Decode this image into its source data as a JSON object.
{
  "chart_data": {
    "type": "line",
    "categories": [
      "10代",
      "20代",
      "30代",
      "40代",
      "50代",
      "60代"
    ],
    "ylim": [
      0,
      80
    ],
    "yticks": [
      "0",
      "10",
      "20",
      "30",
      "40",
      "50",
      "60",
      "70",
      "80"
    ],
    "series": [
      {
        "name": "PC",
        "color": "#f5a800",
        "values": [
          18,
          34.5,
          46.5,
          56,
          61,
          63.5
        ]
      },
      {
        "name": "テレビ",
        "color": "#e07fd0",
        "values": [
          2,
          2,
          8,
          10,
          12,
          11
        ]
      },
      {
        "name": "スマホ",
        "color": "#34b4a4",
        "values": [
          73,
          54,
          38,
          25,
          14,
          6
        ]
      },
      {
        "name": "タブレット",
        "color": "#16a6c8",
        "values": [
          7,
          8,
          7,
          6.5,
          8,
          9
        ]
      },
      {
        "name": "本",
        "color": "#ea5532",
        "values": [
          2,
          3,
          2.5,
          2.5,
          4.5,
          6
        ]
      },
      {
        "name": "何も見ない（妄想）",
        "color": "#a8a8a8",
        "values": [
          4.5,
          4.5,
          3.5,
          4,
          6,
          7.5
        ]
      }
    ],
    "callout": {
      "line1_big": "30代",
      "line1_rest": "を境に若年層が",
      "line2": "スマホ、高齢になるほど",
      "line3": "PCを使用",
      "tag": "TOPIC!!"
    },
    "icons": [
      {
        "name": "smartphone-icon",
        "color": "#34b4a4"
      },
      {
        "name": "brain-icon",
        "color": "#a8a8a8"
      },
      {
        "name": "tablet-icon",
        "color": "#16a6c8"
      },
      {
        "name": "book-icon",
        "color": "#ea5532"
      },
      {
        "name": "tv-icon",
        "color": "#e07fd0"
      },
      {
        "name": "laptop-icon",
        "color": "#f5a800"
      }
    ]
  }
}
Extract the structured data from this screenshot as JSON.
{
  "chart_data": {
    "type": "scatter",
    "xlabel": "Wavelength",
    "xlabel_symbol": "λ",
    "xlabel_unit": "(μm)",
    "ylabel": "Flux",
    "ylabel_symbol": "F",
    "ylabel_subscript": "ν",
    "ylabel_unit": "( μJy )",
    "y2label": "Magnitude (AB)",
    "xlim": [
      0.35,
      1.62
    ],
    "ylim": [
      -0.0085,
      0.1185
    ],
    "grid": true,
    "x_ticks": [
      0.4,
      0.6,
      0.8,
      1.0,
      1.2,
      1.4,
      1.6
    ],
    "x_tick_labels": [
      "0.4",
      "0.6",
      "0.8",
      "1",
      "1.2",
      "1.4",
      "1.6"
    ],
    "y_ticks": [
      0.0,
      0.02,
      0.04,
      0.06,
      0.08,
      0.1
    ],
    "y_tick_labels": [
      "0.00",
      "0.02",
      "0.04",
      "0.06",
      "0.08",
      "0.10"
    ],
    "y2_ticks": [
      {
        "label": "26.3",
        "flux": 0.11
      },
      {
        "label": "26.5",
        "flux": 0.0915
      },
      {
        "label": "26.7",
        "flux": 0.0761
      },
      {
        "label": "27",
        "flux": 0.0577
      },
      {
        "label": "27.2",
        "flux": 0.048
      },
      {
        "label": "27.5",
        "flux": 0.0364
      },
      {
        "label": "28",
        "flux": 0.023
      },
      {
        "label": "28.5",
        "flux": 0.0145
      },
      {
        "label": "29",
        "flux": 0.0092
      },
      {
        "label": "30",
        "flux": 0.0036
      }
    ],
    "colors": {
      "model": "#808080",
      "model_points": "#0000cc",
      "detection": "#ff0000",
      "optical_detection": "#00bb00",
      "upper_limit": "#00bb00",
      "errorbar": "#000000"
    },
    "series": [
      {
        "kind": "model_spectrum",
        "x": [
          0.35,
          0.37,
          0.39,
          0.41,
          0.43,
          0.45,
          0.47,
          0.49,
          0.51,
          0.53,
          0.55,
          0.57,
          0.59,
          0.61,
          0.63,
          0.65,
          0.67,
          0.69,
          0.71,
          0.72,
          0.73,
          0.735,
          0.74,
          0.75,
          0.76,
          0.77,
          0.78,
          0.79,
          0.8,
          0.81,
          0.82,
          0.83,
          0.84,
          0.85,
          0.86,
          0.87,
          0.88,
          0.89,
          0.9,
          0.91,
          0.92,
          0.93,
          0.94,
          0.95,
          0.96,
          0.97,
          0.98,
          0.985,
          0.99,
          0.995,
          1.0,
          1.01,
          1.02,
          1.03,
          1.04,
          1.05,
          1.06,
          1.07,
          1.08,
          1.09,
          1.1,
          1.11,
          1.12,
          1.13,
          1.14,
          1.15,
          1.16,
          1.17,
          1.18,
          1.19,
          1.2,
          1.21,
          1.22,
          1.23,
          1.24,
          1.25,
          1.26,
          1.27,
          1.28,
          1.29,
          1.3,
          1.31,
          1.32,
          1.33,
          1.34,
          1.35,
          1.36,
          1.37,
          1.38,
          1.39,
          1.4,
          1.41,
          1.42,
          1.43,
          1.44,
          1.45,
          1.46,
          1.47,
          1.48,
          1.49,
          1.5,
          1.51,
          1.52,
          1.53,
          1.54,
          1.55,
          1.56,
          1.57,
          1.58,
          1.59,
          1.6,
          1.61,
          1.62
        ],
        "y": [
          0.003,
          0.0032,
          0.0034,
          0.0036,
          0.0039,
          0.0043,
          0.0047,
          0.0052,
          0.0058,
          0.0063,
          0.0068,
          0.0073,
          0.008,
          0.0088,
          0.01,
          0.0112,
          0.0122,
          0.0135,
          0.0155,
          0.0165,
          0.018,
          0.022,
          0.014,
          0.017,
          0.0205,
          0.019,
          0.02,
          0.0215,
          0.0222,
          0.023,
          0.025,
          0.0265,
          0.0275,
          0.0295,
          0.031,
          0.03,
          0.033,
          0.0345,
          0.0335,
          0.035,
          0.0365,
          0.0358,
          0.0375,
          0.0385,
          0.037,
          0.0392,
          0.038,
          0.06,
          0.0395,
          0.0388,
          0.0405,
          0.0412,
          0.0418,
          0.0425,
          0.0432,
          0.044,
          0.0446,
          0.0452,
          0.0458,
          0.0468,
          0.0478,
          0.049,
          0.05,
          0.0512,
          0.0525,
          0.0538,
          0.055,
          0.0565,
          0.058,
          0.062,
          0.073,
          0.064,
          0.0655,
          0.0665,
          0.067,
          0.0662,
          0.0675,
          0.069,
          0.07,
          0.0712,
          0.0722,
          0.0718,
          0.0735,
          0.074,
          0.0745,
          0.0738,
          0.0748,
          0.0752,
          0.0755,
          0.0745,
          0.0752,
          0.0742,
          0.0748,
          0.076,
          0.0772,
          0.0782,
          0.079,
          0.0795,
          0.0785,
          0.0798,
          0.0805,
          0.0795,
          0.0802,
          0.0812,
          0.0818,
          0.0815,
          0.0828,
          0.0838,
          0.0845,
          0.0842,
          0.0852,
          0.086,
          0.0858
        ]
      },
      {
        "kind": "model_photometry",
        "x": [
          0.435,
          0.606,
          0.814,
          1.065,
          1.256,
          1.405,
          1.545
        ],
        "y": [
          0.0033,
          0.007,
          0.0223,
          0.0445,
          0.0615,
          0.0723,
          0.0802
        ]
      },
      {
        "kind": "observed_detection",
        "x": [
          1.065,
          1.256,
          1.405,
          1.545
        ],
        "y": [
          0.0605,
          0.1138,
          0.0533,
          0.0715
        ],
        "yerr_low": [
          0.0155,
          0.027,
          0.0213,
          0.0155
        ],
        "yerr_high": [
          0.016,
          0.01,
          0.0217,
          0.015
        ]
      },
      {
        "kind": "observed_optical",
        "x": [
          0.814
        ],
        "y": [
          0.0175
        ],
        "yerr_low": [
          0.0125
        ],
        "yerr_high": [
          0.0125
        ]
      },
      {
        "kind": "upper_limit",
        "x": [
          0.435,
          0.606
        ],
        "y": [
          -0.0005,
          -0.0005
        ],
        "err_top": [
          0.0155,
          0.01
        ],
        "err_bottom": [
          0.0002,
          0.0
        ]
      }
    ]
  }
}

---*---

**What is asked:**
Find the lines containing "this" and pull them out.

**Response:**
Decode this image into its source data as a JSON object.
Extract the structured data from this screenshot as JSON.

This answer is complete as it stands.